→ Written problem
Give every line of the data again, unchanged, but with no pictures.

┌──

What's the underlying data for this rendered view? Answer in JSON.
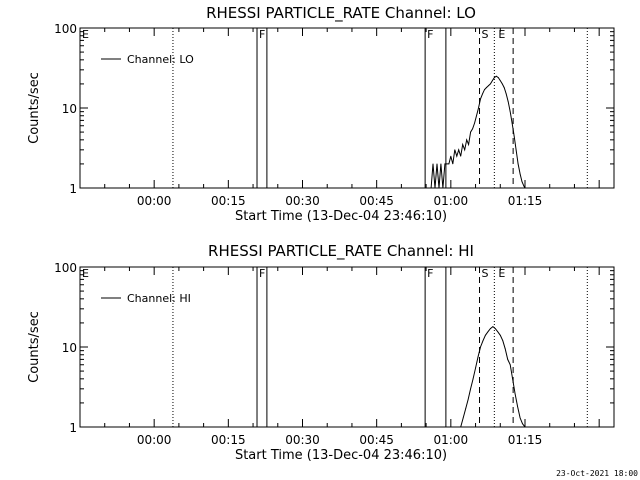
{
  "footer": {
    "timestamp": "23-Oct-2021 18:00"
  },
  "chart_data": [
    {
      "type": "line",
      "title": "RHESSI PARTICLE_RATE Channel: LO",
      "xlabel": "Start Time (13-Dec-04 23:46:10)",
      "ylabel": "Counts/sec",
      "y_scale": "log",
      "ylim": [
        1,
        100
      ],
      "y_ticks": [
        1,
        10,
        100
      ],
      "y_tick_labels": [
        "1",
        "10",
        "100"
      ],
      "x_unit": "minutes",
      "x_tick_labels": [
        "00:00",
        "00:15",
        "00:30",
        "00:45",
        "01:00",
        "01:15"
      ],
      "x_tick_values": [
        0,
        15,
        30,
        45,
        60,
        75
      ],
      "xlim": [
        -15,
        93
      ],
      "legend": {
        "position": "top-left",
        "label": "Channel: LO"
      },
      "markers": [
        {
          "label": "E",
          "x": -15,
          "style": "none"
        },
        {
          "label": "",
          "x": 3.8,
          "style": "dotted"
        },
        {
          "label": "F",
          "x": 20.8,
          "style": "solid"
        },
        {
          "label": "",
          "x": 22.8,
          "style": "solid"
        },
        {
          "label": "F",
          "x": 54.8,
          "style": "solid"
        },
        {
          "label": "",
          "x": 59.0,
          "style": "solid"
        },
        {
          "label": "S",
          "x": 65.8,
          "style": "dashed"
        },
        {
          "label": "",
          "x": 68.8,
          "style": "dotted"
        },
        {
          "label": "E",
          "x": 69.2,
          "style": "none"
        },
        {
          "label": "",
          "x": 72.6,
          "style": "dashed"
        },
        {
          "label": "",
          "x": 87.6,
          "style": "dotted"
        }
      ],
      "series": [
        {
          "x": [
            56.0,
            56.4,
            56.8,
            57.2,
            57.6,
            58.0,
            58.4,
            58.8,
            59.2,
            59.6,
            60.0,
            60.4,
            60.8,
            61.2,
            61.6,
            62.0,
            62.4,
            62.8,
            63.2,
            63.6,
            64.0,
            64.4,
            64.8,
            65.2,
            65.6,
            66.0,
            66.4,
            66.8,
            67.2,
            67.6,
            68.0,
            68.4,
            68.8,
            69.2,
            69.6,
            70.0,
            70.4,
            70.8,
            71.2,
            71.6,
            72.0,
            72.4,
            72.8,
            73.2,
            73.6,
            74.0,
            74.4,
            74.8,
            75.0
          ],
          "y": [
            1.0,
            2.0,
            1.0,
            2.0,
            1.0,
            2.0,
            1.0,
            2.0,
            2.0,
            2.0,
            2.5,
            2.0,
            3.0,
            2.5,
            3.0,
            2.5,
            3.5,
            3.0,
            4.0,
            3.5,
            5.0,
            5.5,
            6.5,
            8.0,
            10.0,
            13.0,
            15.0,
            17.0,
            18.0,
            19.0,
            20.0,
            22.0,
            24.0,
            25.0,
            24.0,
            22.0,
            20.0,
            18.0,
            15.0,
            12.0,
            9.0,
            6.5,
            4.5,
            3.0,
            2.0,
            1.5,
            1.2,
            1.05,
            1.0
          ]
        }
      ]
    },
    {
      "type": "line",
      "title": "RHESSI PARTICLE_RATE Channel: HI",
      "xlabel": "Start Time (13-Dec-04 23:46:10)",
      "ylabel": "Counts/sec",
      "y_scale": "log",
      "ylim": [
        1,
        100
      ],
      "y_ticks": [
        1,
        10,
        100
      ],
      "y_tick_labels": [
        "1",
        "10",
        "100"
      ],
      "x_unit": "minutes",
      "x_tick_labels": [
        "00:00",
        "00:15",
        "00:30",
        "00:45",
        "01:00",
        "01:15"
      ],
      "x_tick_values": [
        0,
        15,
        30,
        45,
        60,
        75
      ],
      "xlim": [
        -15,
        93
      ],
      "legend": {
        "position": "top-left",
        "label": "Channel: HI"
      },
      "markers": [
        {
          "label": "E",
          "x": -15,
          "style": "none"
        },
        {
          "label": "",
          "x": 3.8,
          "style": "dotted"
        },
        {
          "label": "F",
          "x": 20.8,
          "style": "solid"
        },
        {
          "label": "",
          "x": 22.8,
          "style": "solid"
        },
        {
          "label": "F",
          "x": 54.8,
          "style": "solid"
        },
        {
          "label": "",
          "x": 59.0,
          "style": "solid"
        },
        {
          "label": "S",
          "x": 65.8,
          "style": "dashed"
        },
        {
          "label": "",
          "x": 68.8,
          "style": "dotted"
        },
        {
          "label": "E",
          "x": 69.2,
          "style": "none"
        },
        {
          "label": "",
          "x": 72.6,
          "style": "dashed"
        },
        {
          "label": "",
          "x": 87.6,
          "style": "dotted"
        }
      ],
      "series": [
        {
          "x": [
            62.0,
            62.5,
            63.0,
            63.5,
            64.0,
            64.5,
            65.0,
            65.5,
            66.0,
            66.5,
            67.0,
            67.5,
            68.0,
            68.5,
            69.0,
            69.5,
            70.0,
            70.5,
            71.0,
            71.5,
            72.0,
            72.5,
            73.0,
            73.5,
            74.0,
            74.5,
            75.0
          ],
          "y": [
            1.0,
            1.3,
            1.7,
            2.2,
            3.0,
            4.0,
            5.5,
            7.5,
            10.0,
            12.0,
            14.0,
            15.5,
            17.0,
            18.0,
            17.0,
            15.5,
            14.0,
            12.0,
            9.5,
            7.0,
            6.0,
            4.0,
            2.6,
            1.8,
            1.3,
            1.1,
            1.0
          ]
        }
      ]
    }
  ]
}
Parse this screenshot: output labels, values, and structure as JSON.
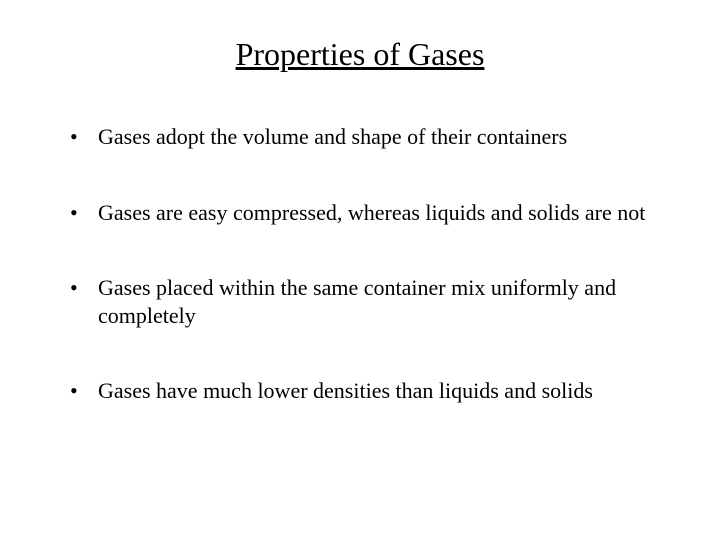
{
  "slide": {
    "title": "Properties of Gases",
    "bullets": [
      "Gases adopt the volume and shape of their containers",
      "Gases are easy compressed, whereas liquids and solids are not",
      "Gases placed within the same container mix uniformly and completely",
      "Gases have much lower densities than liquids and solids"
    ],
    "background_color": "#ffffff",
    "text_color": "#000000",
    "title_fontsize": 32,
    "body_fontsize": 22,
    "font_family": "Times New Roman"
  }
}
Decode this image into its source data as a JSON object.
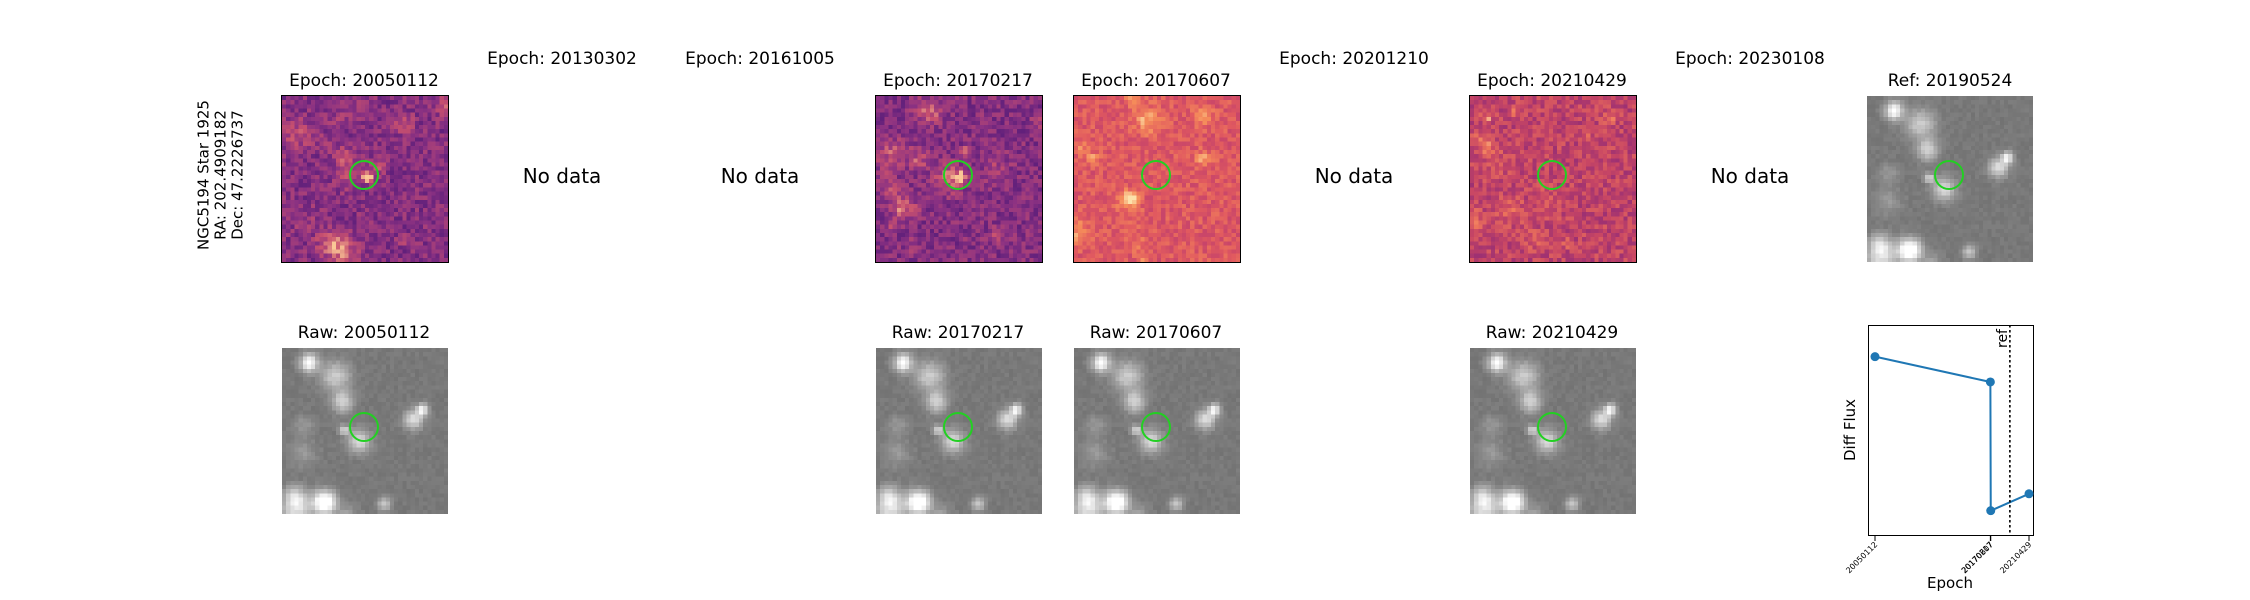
{
  "star": {
    "name": "NGC5194 Star 1925",
    "ra": "RA: 202.4909182",
    "dec": "Dec: 47.2226737"
  },
  "epochs": [
    {
      "title": "Epoch: 20050112",
      "raw_title": "Raw: 20050112",
      "has_data": true,
      "cmap": "magma-dark"
    },
    {
      "title": "Epoch: 20130302",
      "has_data": false,
      "nodata": "No data"
    },
    {
      "title": "Epoch: 20161005",
      "has_data": false,
      "nodata": "No data"
    },
    {
      "title": "Epoch: 20170217",
      "raw_title": "Raw: 20170217",
      "has_data": true,
      "cmap": "magma-dark"
    },
    {
      "title": "Epoch: 20170607",
      "raw_title": "Raw: 20170607",
      "has_data": true,
      "cmap": "magma-bright"
    },
    {
      "title": "Epoch: 20201210",
      "has_data": false,
      "nodata": "No data"
    },
    {
      "title": "Epoch: 20210429",
      "raw_title": "Raw: 20210429",
      "has_data": true,
      "cmap": "magma-mid"
    },
    {
      "title": "Epoch: 20230108",
      "has_data": false,
      "nodata": "No data"
    }
  ],
  "reference": {
    "title": "Ref: 20190524",
    "cmap": "gray"
  },
  "colors": {
    "aperture": "#22d022",
    "line": "#1f77b4"
  },
  "chart_data": {
    "type": "line",
    "x": [
      "20050112",
      "20170217",
      "20170607",
      "20210429"
    ],
    "values": [
      0.85,
      0.73,
      0.12,
      0.2
    ],
    "ylim": [
      0,
      1
    ],
    "xlabel": "Epoch",
    "ylabel": "Diff Flux",
    "ref_line": {
      "label": "ref",
      "at": "20190524"
    },
    "grid": false
  }
}
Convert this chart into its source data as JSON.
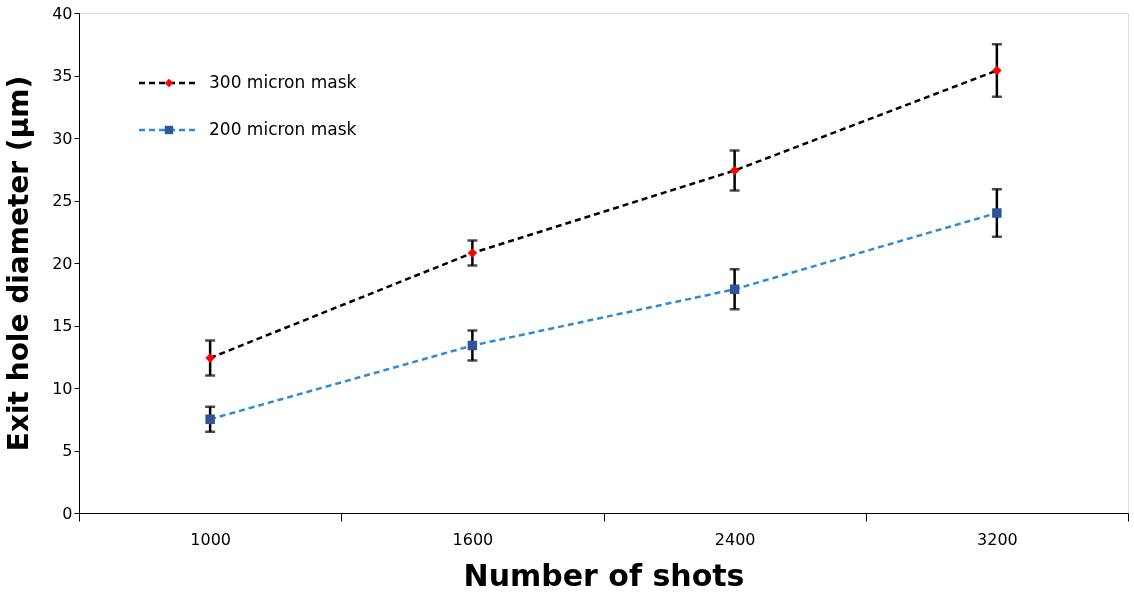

└──

→ Final result
What's the underlying data for this rendered view? Answer in JSON.
{
  "footer": {
    "timestamp": "23-Oct-2021 18:00"
  },
  "chart_data": [
    {
      "type": "line",
      "title": "RHESSI PARTICLE_RATE Channel: LO",
      "xlabel": "Start Time (13-Dec-04 23:46:10)",
      "ylabel": "Counts/sec",
      "y_scale": "log",
      "ylim": [
        1,
        100
      ],
      "y_ticks": [
        1,
        10,
        100
      ],
      "y_tick_labels": [
        "1",
        "10",
        "100"
      ],
      "x_unit": "minutes",
      "x_tick_labels": [
        "00:00",
        "00:15",
        "00:30",
        "00:45",
        "01:00",
        "01:15"
      ],
      "x_tick_values": [
        0,
        15,
        30,
        45,
        60,
        75
      ],
      "xlim": [
        -15,
        93
      ],
      "legend": {
        "position": "top-left",
        "label": "Channel: LO"
      },
      "markers": [
        {
          "label": "E",
          "x": -15,
          "style": "none"
        },
        {
          "label": "",
          "x": 3.8,
          "style": "dotted"
        },
        {
          "label": "F",
          "x": 20.8,
          "style": "solid"
        },
        {
          "label": "",
          "x": 22.8,
          "style": "solid"
        },
        {
          "label": "F",
          "x": 54.8,
          "style": "solid"
        },
        {
          "label": "",
          "x": 59.0,
          "style": "solid"
        },
        {
          "label": "S",
          "x": 65.8,
          "style": "dashed"
        },
        {
          "label": "",
          "x": 68.8,
          "style": "dotted"
        },
        {
          "label": "E",
          "x": 69.2,
          "style": "none"
        },
        {
          "label": "",
          "x": 72.6,
          "style": "dashed"
        },
        {
          "label": "",
          "x": 87.6,
          "style": "dotted"
        }
      ],
      "series": [
        {
          "x": [
            56.0,
            56.4,
            56.8,
            57.2,
            57.6,
            58.0,
            58.4,
            58.8,
            59.2,
            59.6,
            60.0,
            60.4,
            60.8,
            61.2,
            61.6,
            62.0,
            62.4,
            62.8,
            63.2,
            63.6,
            64.0,
            64.4,
            64.8,
            65.2,
            65.6,
            66.0,
            66.4,
            66.8,
            67.2,
            67.6,
            68.0,
            68.4,
            68.8,
            69.2,
            69.6,
            70.0,
            70.4,
            70.8,
            71.2,
            71.6,
            72.0,
            72.4,
            72.8,
            73.2,
            73.6,
            74.0,
            74.4,
            74.8,
            75.0
          ],
          "y": [
            1.0,
            2.0,
            1.0,
            2.0,
            1.0,
            2.0,
            1.0,
            2.0,
            2.0,
            2.0,
            2.5,
            2.0,
            3.0,
            2.5,
            3.0,
            2.5,
            3.5,
            3.0,
            4.0,
            3.5,
            5.0,
            5.5,
            6.5,
            8.0,
            10.0,
            13.0,
            15.0,
            17.0,
            18.0,
            19.0,
            20.0,
            22.0,
            24.0,
            25.0,
            24.0,
            22.0,
            20.0,
            18.0,
            15.0,
            12.0,
            9.0,
            6.5,
            4.5,
            3.0,
            2.0,
            1.5,
            1.2,
            1.05,
            1.0
          ]
        }
      ]
    },
    {
      "type": "line",
      "title": "RHESSI PARTICLE_RATE Channel: HI",
      "xlabel": "Start Time (13-Dec-04 23:46:10)",
      "ylabel": "Counts/sec",
      "y_scale": "log",
      "ylim": [
        1,
        100
      ],
      "y_ticks": [
        1,
        10,
        100
      ],
      "y_tick_labels": [
        "1",
        "10",
        "100"
      ],
      "x_unit": "minutes",
      "x_tick_labels": [
        "00:00",
        "00:15",
        "00:30",
        "00:45",
        "01:00",
        "01:15"
      ],
      "x_tick_values": [
        0,
        15,
        30,
        45,
        60,
        75
      ],
      "xlim": [
        -15,
        93
      ],
      "legend": {
        "position": "top-left",
        "label": "Channel: HI"
      },
      "markers": [
        {
          "label": "E",
          "x": -15,
          "style": "none"
        },
        {
          "label": "",
          "x": 3.8,
          "style": "dotted"
        },
        {
          "label": "F",
          "x": 20.8,
          "style": "solid"
        },
        {
          "label": "",
          "x": 22.8,
          "style": "solid"
        },
        {
          "label": "F",
          "x": 54.8,
          "style": "solid"
        },
        {
          "label": "",
          "x": 59.0,
          "style": "solid"
        },
        {
          "label": "S",
          "x": 65.8,
          "style": "dashed"
        },
        {
          "label": "",
          "x": 68.8,
          "style": "dotted"
        },
        {
          "label": "E",
          "x": 69.2,
          "style": "none"
        },
        {
          "label": "",
          "x": 72.6,
          "style": "dashed"
        },
        {
          "label": "",
          "x": 87.6,
          "style": "dotted"
        }
      ],
      "series": [
        {
          "x": [
            62.0,
            62.5,
            63.0,
            63.5,
            64.0,
            64.5,
            65.0,
            65.5,
            66.0,
            66.5,
            67.0,
            67.5,
            68.0,
            68.5,
            69.0,
            69.5,
            70.0,
            70.5,
            71.0,
            71.5,
            72.0,
            72.5,
            73.0,
            73.5,
            74.0,
            74.5,
            75.0
          ],
          "y": [
            1.0,
            1.3,
            1.7,
            2.2,
            3.0,
            4.0,
            5.5,
            7.5,
            10.0,
            12.0,
            14.0,
            15.5,
            17.0,
            18.0,
            17.0,
            15.5,
            14.0,
            12.0,
            9.5,
            7.0,
            6.0,
            4.0,
            2.6,
            1.8,
            1.3,
            1.1,
            1.0
          ]
        }
      ]
    }
  ]
}
Parse this screenshot: output labels, values, and structure as JSON.
{
  "slide": {
    "title": "Properties of Gases",
    "bullets": [
      "Gases adopt the volume and shape of their containers",
      "Gases are easy compressed, whereas liquids and solids are not",
      "Gases placed within the same container mix uniformly and completely",
      "Gases have much lower densities than liquids and solids"
    ],
    "background_color": "#ffffff",
    "text_color": "#000000",
    "title_fontsize": 32,
    "body_fontsize": 22,
    "font_family": "Times New Roman"
  }
}
Decode this image into its source data as a JSON object.
{
  "star": {
    "name": "NGC5194 Star 1925",
    "ra": "RA: 202.4909182",
    "dec": "Dec: 47.2226737"
  },
  "epochs": [
    {
      "title": "Epoch: 20050112",
      "raw_title": "Raw: 20050112",
      "has_data": true,
      "cmap": "magma-dark"
    },
    {
      "title": "Epoch: 20130302",
      "has_data": false,
      "nodata": "No data"
    },
    {
      "title": "Epoch: 20161005",
      "has_data": false,
      "nodata": "No data"
    },
    {
      "title": "Epoch: 20170217",
      "raw_title": "Raw: 20170217",
      "has_data": true,
      "cmap": "magma-dark"
    },
    {
      "title": "Epoch: 20170607",
      "raw_title": "Raw: 20170607",
      "has_data": true,
      "cmap": "magma-bright"
    },
    {
      "title": "Epoch: 20201210",
      "has_data": false,
      "nodata": "No data"
    },
    {
      "title": "Epoch: 20210429",
      "raw_title": "Raw: 20210429",
      "has_data": true,
      "cmap": "magma-mid"
    },
    {
      "title": "Epoch: 20230108",
      "has_data": false,
      "nodata": "No data"
    }
  ],
  "reference": {
    "title": "Ref: 20190524",
    "cmap": "gray"
  },
  "colors": {
    "aperture": "#22d022",
    "line": "#1f77b4"
  },
  "chart_data": {
    "type": "line",
    "x": [
      "20050112",
      "20170217",
      "20170607",
      "20210429"
    ],
    "values": [
      0.85,
      0.73,
      0.12,
      0.2
    ],
    "ylim": [
      0,
      1
    ],
    "xlabel": "Epoch",
    "ylabel": "Diff Flux",
    "ref_line": {
      "label": "ref",
      "at": "20190524"
    },
    "grid": false
  }
}
Convert this chart into its source data as JSON.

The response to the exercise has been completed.